THE REQUEST = Filter the entries and keep only the lines where the string "slowly" appears.
- - -
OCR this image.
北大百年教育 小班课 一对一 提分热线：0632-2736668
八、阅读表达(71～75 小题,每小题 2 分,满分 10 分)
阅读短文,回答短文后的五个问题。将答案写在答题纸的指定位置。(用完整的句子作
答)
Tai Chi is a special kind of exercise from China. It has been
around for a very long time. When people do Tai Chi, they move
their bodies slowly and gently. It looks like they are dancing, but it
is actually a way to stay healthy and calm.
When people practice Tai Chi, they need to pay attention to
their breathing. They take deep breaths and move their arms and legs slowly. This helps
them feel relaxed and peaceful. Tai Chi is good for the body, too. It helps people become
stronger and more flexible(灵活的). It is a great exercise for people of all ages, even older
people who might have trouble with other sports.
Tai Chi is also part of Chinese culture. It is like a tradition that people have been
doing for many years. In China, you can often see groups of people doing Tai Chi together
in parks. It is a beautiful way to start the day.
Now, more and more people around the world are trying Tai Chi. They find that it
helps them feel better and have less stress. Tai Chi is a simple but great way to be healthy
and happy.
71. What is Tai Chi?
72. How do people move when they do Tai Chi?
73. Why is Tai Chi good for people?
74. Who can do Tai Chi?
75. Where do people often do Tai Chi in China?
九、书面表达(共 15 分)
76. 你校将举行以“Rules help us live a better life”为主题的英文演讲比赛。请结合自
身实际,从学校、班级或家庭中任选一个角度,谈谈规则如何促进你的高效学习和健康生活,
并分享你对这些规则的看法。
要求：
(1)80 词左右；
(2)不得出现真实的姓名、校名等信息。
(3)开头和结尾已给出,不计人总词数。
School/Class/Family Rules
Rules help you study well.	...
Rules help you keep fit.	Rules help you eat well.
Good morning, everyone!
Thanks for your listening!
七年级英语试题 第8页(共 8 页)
- - -
TASK RESULT =
their bodies slowly and gently. It looks like they are dancing, but it
their breathing. They take deep breaths and move their arms and legs slowly. This helps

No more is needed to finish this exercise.